Requirements.
In the entries below, identify every line with the string "grid" and copy it.

===== Listed entries =====

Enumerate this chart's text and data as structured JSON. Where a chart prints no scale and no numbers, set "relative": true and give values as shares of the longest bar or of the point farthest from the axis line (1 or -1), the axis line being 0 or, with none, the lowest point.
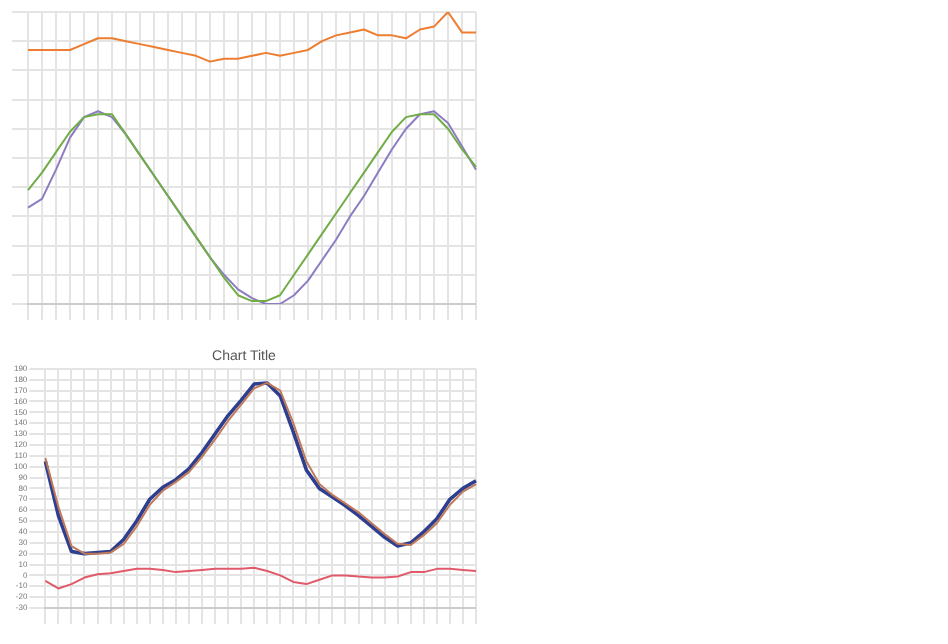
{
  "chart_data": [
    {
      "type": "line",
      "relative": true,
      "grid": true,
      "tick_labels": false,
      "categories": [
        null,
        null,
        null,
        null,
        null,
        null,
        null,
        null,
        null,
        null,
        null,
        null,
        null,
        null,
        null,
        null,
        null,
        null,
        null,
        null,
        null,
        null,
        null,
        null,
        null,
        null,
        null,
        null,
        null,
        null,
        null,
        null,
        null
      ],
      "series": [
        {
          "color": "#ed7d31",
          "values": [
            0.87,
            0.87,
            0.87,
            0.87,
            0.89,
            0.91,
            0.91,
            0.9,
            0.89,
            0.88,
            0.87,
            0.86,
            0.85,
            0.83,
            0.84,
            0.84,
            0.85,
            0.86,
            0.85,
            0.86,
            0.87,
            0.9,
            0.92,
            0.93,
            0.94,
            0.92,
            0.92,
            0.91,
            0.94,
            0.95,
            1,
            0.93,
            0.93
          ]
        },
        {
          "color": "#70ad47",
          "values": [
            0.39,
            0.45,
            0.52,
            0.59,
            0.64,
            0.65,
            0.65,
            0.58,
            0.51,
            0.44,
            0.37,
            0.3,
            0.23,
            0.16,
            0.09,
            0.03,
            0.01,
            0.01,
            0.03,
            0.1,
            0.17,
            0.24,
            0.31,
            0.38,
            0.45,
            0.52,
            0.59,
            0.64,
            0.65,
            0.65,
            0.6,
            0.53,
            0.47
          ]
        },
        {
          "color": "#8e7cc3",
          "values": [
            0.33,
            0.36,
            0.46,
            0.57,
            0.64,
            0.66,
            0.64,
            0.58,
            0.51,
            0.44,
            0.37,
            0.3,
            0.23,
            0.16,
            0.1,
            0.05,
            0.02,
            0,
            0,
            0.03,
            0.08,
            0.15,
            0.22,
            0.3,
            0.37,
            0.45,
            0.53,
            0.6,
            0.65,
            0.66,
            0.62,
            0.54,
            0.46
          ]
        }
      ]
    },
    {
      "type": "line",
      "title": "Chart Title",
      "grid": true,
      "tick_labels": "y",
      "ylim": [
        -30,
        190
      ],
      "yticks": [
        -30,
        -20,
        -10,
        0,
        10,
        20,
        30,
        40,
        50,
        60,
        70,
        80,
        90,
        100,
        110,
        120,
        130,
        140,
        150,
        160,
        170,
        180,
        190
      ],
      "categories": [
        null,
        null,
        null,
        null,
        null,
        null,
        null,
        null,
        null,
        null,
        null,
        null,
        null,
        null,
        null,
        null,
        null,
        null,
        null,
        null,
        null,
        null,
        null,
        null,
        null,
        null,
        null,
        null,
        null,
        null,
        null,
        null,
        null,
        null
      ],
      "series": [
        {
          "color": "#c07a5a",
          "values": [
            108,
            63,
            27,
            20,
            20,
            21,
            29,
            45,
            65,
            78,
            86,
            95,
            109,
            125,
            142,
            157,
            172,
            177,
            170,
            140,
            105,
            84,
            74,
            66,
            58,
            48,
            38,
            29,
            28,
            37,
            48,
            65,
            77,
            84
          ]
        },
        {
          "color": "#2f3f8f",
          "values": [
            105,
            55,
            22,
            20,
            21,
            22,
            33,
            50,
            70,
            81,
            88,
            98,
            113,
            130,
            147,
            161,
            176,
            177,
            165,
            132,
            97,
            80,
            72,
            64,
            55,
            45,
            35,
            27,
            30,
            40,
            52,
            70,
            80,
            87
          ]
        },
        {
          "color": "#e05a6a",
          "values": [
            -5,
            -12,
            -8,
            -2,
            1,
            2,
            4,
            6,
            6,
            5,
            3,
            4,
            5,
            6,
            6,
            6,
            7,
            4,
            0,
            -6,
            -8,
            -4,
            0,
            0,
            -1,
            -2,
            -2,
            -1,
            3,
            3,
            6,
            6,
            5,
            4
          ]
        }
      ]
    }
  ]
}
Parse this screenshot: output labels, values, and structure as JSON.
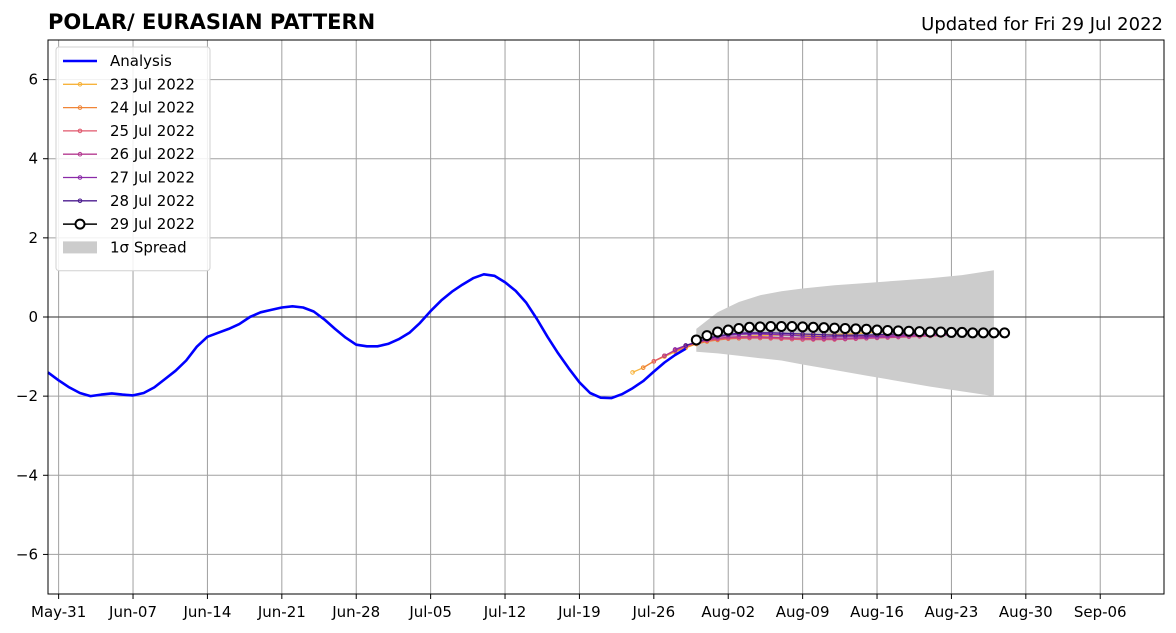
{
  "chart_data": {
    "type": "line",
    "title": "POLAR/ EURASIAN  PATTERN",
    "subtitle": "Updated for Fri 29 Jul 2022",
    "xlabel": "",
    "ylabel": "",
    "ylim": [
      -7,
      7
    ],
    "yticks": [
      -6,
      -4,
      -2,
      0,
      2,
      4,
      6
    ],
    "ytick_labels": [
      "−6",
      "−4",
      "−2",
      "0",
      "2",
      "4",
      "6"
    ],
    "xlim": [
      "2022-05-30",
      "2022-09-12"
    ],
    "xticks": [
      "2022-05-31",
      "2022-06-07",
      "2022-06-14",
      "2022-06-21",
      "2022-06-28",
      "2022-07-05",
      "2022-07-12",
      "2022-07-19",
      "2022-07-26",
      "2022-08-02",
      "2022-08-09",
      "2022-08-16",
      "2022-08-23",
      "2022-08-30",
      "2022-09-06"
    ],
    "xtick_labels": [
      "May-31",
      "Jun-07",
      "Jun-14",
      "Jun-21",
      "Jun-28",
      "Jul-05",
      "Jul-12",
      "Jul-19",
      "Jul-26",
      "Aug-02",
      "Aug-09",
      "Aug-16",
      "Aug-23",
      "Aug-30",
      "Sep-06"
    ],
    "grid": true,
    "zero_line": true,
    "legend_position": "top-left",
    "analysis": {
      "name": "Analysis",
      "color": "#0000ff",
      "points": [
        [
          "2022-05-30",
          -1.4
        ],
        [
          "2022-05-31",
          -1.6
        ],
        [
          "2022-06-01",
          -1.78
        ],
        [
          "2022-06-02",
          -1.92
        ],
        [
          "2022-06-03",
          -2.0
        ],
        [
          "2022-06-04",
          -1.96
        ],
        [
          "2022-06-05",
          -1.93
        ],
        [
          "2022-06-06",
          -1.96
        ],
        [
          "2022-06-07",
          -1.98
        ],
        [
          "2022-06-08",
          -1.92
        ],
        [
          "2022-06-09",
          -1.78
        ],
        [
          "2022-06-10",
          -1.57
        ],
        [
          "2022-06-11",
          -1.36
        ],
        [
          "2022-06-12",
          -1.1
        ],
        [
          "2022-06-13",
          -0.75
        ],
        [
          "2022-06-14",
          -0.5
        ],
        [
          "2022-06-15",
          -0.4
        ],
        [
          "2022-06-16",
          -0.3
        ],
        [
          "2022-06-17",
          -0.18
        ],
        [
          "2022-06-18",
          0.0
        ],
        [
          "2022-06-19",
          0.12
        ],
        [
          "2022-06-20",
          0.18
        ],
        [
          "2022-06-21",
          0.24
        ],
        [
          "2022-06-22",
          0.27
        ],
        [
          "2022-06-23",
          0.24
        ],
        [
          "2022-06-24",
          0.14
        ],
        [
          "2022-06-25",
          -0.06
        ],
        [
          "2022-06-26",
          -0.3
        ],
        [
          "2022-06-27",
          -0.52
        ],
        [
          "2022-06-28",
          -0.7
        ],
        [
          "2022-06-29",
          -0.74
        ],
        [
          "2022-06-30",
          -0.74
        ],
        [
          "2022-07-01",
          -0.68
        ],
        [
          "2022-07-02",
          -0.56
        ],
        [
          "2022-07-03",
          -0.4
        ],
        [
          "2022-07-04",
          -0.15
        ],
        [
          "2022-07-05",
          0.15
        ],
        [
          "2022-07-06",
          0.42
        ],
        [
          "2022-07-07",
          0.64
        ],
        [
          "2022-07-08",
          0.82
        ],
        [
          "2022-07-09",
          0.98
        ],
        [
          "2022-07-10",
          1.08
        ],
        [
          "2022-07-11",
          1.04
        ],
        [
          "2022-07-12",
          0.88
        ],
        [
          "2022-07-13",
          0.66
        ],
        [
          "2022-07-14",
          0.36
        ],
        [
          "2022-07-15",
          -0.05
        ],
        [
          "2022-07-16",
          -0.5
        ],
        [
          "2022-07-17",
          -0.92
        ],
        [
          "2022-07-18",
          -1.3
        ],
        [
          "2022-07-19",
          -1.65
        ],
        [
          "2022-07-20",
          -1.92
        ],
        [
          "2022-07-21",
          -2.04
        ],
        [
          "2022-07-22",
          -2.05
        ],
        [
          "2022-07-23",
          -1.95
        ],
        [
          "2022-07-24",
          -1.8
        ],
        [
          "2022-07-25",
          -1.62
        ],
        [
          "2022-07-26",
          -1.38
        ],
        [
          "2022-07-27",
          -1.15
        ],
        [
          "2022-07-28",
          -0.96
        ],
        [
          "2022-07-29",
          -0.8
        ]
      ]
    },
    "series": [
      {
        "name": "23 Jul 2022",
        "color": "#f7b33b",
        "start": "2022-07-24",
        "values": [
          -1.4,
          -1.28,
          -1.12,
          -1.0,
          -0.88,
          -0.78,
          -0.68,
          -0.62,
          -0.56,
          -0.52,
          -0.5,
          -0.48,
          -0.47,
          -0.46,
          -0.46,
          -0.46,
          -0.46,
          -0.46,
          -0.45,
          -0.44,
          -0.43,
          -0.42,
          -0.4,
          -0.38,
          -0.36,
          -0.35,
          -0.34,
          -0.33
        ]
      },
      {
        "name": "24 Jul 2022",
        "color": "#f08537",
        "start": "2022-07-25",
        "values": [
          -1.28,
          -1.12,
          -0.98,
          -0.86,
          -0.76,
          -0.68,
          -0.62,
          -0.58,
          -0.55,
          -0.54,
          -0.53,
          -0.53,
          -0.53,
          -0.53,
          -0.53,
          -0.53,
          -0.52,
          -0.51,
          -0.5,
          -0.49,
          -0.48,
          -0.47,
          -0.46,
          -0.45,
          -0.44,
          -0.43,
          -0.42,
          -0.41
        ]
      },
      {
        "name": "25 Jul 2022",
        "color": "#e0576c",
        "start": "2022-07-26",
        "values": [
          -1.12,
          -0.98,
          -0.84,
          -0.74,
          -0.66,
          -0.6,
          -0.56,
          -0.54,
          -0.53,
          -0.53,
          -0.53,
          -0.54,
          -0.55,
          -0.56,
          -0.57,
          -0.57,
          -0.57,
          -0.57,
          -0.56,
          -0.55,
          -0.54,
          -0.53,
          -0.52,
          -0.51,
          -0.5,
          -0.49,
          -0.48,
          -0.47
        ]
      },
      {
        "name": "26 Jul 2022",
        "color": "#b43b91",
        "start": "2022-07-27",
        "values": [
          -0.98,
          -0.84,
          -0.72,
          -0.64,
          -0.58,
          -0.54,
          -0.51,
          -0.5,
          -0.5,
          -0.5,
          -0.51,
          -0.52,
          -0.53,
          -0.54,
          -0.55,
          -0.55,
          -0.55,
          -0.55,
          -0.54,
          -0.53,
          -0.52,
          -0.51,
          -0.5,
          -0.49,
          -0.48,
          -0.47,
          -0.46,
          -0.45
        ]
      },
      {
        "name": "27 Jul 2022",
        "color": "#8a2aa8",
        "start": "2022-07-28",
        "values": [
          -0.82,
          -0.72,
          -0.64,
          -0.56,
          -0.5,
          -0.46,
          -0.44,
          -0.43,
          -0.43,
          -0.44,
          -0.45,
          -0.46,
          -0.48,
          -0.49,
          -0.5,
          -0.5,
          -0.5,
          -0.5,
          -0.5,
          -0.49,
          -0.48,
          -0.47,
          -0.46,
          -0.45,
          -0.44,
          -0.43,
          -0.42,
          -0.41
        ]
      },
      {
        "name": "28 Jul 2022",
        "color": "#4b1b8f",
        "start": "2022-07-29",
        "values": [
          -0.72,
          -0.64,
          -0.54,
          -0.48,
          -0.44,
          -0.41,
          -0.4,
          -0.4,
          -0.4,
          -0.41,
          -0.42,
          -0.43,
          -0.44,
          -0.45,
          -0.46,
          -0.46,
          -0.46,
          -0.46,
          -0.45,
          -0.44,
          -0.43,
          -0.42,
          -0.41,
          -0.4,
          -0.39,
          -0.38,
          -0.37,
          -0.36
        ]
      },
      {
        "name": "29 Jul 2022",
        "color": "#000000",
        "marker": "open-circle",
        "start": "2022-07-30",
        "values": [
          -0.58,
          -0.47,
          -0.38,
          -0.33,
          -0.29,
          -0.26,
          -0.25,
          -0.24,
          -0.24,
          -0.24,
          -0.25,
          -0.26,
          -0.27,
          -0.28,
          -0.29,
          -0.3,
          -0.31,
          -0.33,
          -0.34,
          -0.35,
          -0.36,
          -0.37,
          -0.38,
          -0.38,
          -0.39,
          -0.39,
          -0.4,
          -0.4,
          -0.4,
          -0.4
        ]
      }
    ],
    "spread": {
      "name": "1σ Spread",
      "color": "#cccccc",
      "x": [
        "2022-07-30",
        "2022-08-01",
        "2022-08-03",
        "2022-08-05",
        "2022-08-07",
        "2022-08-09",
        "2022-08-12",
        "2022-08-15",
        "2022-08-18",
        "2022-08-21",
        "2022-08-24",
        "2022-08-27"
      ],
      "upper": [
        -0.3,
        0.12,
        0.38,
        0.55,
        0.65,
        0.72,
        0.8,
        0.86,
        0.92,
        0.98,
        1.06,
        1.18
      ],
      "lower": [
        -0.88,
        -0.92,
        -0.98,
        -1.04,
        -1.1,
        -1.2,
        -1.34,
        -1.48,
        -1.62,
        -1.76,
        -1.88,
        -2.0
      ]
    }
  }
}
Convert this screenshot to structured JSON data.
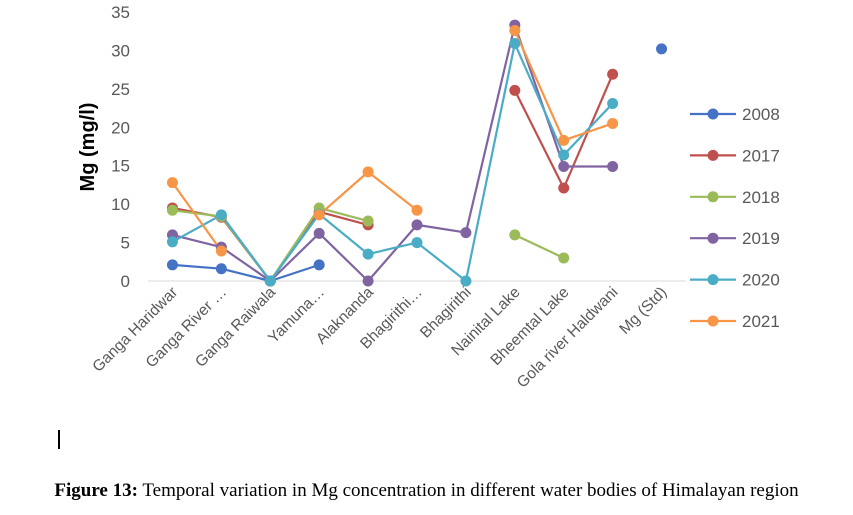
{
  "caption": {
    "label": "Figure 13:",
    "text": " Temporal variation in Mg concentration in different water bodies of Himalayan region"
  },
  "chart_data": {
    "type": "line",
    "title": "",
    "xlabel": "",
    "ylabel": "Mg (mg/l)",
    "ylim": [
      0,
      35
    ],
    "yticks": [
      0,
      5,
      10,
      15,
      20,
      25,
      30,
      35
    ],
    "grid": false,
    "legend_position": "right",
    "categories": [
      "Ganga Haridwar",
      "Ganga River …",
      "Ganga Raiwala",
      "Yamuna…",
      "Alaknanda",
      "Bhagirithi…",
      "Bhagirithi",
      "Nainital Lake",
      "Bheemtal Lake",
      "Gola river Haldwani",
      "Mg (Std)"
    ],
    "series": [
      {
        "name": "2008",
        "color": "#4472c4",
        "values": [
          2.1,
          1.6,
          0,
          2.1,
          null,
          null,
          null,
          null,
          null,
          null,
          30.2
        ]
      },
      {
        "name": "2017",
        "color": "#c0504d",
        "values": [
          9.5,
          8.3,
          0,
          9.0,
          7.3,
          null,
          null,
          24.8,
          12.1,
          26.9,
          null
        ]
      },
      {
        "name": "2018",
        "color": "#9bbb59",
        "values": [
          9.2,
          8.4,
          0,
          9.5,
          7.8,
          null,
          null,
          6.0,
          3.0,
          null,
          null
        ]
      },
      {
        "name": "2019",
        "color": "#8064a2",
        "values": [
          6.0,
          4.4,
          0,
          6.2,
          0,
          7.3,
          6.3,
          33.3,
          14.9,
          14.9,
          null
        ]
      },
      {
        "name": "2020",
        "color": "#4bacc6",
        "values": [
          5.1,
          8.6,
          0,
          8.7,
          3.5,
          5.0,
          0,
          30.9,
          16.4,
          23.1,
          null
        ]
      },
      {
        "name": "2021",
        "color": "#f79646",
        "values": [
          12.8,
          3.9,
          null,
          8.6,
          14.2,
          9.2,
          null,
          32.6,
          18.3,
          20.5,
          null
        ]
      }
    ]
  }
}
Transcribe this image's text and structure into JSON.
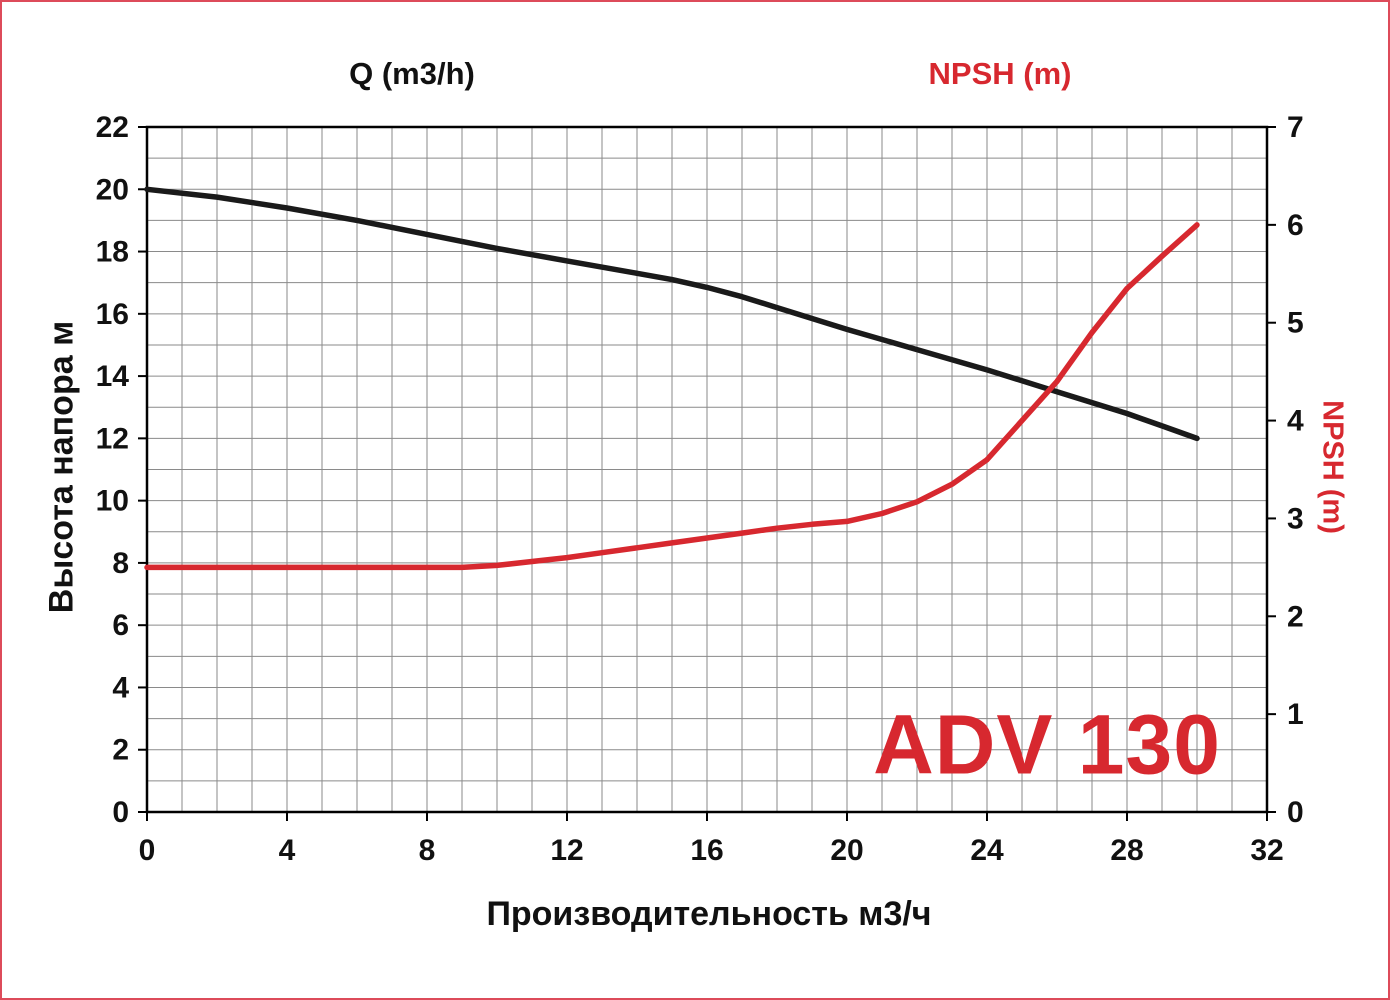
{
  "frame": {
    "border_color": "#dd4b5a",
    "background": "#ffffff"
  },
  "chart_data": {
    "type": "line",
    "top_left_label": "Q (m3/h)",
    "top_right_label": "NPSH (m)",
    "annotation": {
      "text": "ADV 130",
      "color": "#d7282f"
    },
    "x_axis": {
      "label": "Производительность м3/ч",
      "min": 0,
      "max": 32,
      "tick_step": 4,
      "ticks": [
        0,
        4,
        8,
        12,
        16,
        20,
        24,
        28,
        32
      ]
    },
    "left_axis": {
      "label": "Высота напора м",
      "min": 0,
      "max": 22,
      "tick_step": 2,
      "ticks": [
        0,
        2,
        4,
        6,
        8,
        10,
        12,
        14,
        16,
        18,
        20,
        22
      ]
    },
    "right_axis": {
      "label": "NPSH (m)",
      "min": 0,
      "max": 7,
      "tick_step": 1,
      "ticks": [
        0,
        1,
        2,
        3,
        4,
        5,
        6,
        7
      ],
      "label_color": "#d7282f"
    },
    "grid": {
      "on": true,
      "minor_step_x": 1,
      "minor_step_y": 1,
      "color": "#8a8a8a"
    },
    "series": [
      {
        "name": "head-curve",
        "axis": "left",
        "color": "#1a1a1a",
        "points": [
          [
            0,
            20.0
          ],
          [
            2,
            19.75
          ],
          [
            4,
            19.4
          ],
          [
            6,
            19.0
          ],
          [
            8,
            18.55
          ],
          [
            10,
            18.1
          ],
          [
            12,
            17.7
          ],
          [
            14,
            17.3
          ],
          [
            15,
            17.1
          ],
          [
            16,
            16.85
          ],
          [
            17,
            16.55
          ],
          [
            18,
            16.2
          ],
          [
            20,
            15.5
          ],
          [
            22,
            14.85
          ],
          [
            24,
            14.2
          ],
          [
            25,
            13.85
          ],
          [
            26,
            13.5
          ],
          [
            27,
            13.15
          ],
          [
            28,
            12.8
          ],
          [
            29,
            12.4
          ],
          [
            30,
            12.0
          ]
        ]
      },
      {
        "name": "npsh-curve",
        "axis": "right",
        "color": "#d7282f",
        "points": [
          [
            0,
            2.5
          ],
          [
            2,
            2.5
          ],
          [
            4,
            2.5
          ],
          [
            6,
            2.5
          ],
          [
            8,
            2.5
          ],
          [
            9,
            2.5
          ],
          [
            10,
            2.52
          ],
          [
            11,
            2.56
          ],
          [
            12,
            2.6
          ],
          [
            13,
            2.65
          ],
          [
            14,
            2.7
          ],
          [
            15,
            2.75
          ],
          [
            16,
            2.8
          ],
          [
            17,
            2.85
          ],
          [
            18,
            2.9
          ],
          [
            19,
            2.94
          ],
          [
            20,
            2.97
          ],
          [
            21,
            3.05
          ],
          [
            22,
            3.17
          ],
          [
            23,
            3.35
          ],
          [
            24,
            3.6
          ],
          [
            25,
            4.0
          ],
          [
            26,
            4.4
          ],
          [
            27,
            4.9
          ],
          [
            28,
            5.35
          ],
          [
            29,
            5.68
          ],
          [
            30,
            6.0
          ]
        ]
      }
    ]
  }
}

=====

Written response.
      "grid": true,
      "grid": true,
    "grid": true,
    "grid": false,
    "grid": {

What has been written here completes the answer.